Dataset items

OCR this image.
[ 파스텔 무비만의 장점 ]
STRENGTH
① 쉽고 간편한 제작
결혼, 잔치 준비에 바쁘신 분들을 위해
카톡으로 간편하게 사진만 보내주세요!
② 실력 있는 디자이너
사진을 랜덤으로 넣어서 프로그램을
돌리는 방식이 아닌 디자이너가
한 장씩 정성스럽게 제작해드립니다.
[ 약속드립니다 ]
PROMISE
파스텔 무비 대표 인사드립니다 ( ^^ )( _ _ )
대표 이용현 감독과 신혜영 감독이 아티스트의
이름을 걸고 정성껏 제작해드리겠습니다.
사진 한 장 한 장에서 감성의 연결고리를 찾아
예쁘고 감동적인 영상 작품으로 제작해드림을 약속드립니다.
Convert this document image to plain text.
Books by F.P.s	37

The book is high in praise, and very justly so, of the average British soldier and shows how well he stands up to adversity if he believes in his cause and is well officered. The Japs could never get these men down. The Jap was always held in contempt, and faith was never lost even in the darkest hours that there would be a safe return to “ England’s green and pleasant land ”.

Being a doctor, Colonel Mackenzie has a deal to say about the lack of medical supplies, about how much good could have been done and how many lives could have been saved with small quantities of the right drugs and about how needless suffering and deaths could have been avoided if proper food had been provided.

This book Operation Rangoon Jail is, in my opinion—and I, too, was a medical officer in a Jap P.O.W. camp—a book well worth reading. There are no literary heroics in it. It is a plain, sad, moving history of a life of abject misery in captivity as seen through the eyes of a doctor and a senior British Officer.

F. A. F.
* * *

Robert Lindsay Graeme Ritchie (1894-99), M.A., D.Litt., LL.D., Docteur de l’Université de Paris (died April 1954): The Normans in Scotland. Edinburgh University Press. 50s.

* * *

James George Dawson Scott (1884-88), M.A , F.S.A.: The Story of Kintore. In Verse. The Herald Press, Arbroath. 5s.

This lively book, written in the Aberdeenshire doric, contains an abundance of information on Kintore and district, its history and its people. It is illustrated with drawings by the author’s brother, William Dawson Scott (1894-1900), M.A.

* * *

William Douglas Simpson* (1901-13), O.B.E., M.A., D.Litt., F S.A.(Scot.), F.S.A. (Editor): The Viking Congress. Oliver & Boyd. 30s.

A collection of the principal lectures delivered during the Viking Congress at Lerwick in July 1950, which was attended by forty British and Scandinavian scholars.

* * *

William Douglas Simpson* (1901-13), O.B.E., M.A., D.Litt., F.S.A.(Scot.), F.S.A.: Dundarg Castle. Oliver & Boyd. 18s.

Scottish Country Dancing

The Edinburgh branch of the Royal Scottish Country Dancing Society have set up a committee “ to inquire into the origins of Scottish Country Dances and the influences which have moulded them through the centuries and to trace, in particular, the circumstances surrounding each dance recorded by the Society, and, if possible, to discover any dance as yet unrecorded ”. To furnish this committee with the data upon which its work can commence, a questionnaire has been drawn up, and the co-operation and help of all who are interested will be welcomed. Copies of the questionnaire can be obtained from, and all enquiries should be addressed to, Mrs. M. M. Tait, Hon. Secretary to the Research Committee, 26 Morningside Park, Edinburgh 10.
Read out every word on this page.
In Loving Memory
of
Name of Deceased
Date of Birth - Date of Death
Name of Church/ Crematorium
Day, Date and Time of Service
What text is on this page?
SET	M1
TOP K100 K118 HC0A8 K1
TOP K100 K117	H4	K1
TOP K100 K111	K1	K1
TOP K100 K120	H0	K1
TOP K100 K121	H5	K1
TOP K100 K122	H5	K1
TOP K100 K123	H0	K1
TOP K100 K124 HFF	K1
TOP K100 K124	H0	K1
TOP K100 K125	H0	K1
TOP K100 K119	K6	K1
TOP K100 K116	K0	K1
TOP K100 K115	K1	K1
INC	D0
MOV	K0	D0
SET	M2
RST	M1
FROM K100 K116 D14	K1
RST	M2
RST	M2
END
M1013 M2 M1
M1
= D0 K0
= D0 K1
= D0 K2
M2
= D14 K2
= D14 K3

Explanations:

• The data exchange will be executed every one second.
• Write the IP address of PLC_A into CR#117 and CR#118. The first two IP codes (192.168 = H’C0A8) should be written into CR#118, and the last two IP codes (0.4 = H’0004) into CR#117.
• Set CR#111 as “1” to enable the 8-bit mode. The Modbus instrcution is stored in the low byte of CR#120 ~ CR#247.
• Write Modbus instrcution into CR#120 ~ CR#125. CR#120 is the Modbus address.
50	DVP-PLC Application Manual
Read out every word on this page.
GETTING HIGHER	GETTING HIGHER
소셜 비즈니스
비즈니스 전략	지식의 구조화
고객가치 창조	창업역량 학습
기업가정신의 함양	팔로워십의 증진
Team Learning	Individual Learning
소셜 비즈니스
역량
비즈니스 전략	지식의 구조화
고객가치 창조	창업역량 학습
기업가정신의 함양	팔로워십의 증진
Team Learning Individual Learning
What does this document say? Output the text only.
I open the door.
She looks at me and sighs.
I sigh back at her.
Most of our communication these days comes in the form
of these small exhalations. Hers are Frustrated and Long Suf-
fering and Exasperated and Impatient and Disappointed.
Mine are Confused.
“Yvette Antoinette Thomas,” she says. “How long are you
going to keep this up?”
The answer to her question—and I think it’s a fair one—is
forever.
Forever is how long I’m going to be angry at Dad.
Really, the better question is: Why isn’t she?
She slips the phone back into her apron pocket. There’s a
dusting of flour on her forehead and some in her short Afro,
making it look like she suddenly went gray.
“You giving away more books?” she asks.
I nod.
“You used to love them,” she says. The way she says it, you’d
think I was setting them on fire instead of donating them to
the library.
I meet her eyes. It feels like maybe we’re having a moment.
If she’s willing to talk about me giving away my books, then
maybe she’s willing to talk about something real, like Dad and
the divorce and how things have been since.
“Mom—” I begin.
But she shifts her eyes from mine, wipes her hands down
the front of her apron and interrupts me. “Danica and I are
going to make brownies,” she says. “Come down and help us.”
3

TASK GOAL
Restate the data above word for word.

EXERCISE ANSWER
OCR this image.
[ 파스텔 무비만의 장점 ]
STRENGTH
① 쉽고 간편한 제작
결혼, 잔치 준비에 바쁘신 분들을 위해
카톡으로 간편하게 사진만 보내주세요!
② 실력 있는 디자이너
사진을 랜덤으로 넣어서 프로그램을
돌리는 방식이 아닌 디자이너가
한 장씩 정성스럽게 제작해드립니다.
[ 약속드립니다 ]
PROMISE
파스텔 무비 대표 인사드립니다 ( ^^ )( _ _ )
대표 이용현 감독과 신혜영 감독이 아티스트의
이름을 걸고 정성껏 제작해드리겠습니다.
사진 한 장 한 장에서 감성의 연결고리를 찾아
예쁘고 감동적인 영상 작품으로 제작해드림을 약속드립니다.
Convert this document image to plain text.
Books by F.P.s	37

The book is high in praise, and very justly so, of the average British soldier and shows how well he stands up to adversity if he believes in his cause and is well officered. The Japs could never get these men down. The Jap was always held in contempt, and faith was never lost even in the darkest hours that there would be a safe return to “ England’s green and pleasant land ”.

Being a doctor, Colonel Mackenzie has a deal to say about the lack of medical supplies, about how much good could have been done and how many lives could have been saved with small quantities of the right drugs and about how needless suffering and deaths could have been avoided if proper food had been provided.

This book Operation Rangoon Jail is, in my opinion—and I, too, was a medical officer in a Jap P.O.W. camp—a book well worth reading. There are no literary heroics in it. It is a plain, sad, moving history of a life of abject misery in captivity as seen through the eyes of a doctor and a senior British Officer.

F. A. F.
* * *

Robert Lindsay Graeme Ritchie (1894-99), M.A., D.Litt., LL.D., Docteur de l’Université de Paris (died April 1954): The Normans in Scotland. Edinburgh University Press. 50s.

* * *

James George Dawson Scott (1884-88), M.A , F.S.A.: The Story of Kintore. In Verse. The Herald Press, Arbroath. 5s.

This lively book, written in the Aberdeenshire doric, contains an abundance of information on Kintore and district, its history and its people. It is illustrated with drawings by the author’s brother, William Dawson Scott (1894-1900), M.A.

* * *

William Douglas Simpson* (1901-13), O.B.E., M.A., D.Litt., F S.A.(Scot.), F.S.A. (Editor): The Viking Congress. Oliver & Boyd. 30s.

A collection of the principal lectures delivered during the Viking Congress at Lerwick in July 1950, which was attended by forty British and Scandinavian scholars.

* * *

William Douglas Simpson* (1901-13), O.B.E., M.A., D.Litt., F.S.A.(Scot.), F.S.A.: Dundarg Castle. Oliver & Boyd. 18s.

Scottish Country Dancing

The Edinburgh branch of the Royal Scottish Country Dancing Society have set up a committee “ to inquire into the origins of Scottish Country Dances and the influences which have moulded them through the centuries and to trace, in particular, the circumstances surrounding each dance recorded by the Society, and, if possible, to discover any dance as yet unrecorded ”. To furnish this committee with the data upon which its work can commence, a questionnaire has been drawn up, and the co-operation and help of all who are interested will be welcomed. Copies of the questionnaire can be obtained from, and all enquiries should be addressed to, Mrs. M. M. Tait, Hon. Secretary to the Research Committee, 26 Morningside Park, Edinburgh 10.
Read out every word on this page.
In Loving Memory
of
Name of Deceased
Date of Birth - Date of Death
Name of Church/ Crematorium
Day, Date and Time of Service
What text is on this page?
SET	M1
TOP K100 K118 HC0A8 K1
TOP K100 K117	H4	K1
TOP K100 K111	K1	K1
TOP K100 K120	H0	K1
TOP K100 K121	H5	K1
TOP K100 K122	H5	K1
TOP K100 K123	H0	K1
TOP K100 K124 HFF	K1
TOP K100 K124	H0	K1
TOP K100 K125	H0	K1
TOP K100 K119	K6	K1
TOP K100 K116	K0	K1
TOP K100 K115	K1	K1
INC	D0
MOV	K0	D0
SET	M2
RST	M1
FROM K100 K116 D14	K1
RST	M2
RST	M2
END
M1013 M2 M1
M1
= D0 K0
= D0 K1
= D0 K2
M2
= D14 K2
= D14 K3

Explanations:

• The data exchange will be executed every one second.
• Write the IP address of PLC_A into CR#117 and CR#118. The first two IP codes (192.168 = H’C0A8) should be written into CR#118, and the last two IP codes (0.4 = H’0004) into CR#117.
• Set CR#111 as “1” to enable the 8-bit mode. The Modbus instrcution is stored in the low byte of CR#120 ~ CR#247.
• Write Modbus instrcution into CR#120 ~ CR#125. CR#120 is the Modbus address.
50	DVP-PLC Application Manual
Read out every word on this page.
GETTING HIGHER	GETTING HIGHER
소셜 비즈니스
비즈니스 전략	지식의 구조화
고객가치 창조	창업역량 학습
기업가정신의 함양	팔로워십의 증진
Team Learning	Individual Learning
소셜 비즈니스
역량
비즈니스 전략	지식의 구조화
고객가치 창조	창업역량 학습
기업가정신의 함양	팔로워십의 증진
Team Learning Individual Learning
What does this document say? Output the text only.
I open the door.
She looks at me and sighs.
I sigh back at her.
Most of our communication these days comes in the form
of these small exhalations. Hers are Frustrated and Long Suf-
fering and Exasperated and Impatient and Disappointed.
Mine are Confused.
“Yvette Antoinette Thomas,” she says. “How long are you
going to keep this up?”
The answer to her question—and I think it’s a fair one—is
forever.
Forever is how long I’m going to be angry at Dad.
Really, the better question is: Why isn’t she?
She slips the phone back into her apron pocket. There’s a
dusting of flour on her forehead and some in her short Afro,
making it look like she suddenly went gray.
“You giving away more books?” she asks.
I nod.
“You used to love them,” she says. The way she says it, you’d
think I was setting them on fire instead of donating them to
the library.
I meet her eyes. It feels like maybe we’re having a moment.
If she’s willing to talk about me giving away my books, then
maybe she’s willing to talk about something real, like Dad and
the divorce and how things have been since.
“Mom—” I begin.
But she shifts her eyes from mine, wipes her hands down
the front of her apron and interrupts me. “Danica and I are
going to make brownies,” she says. “Come down and help us.”
3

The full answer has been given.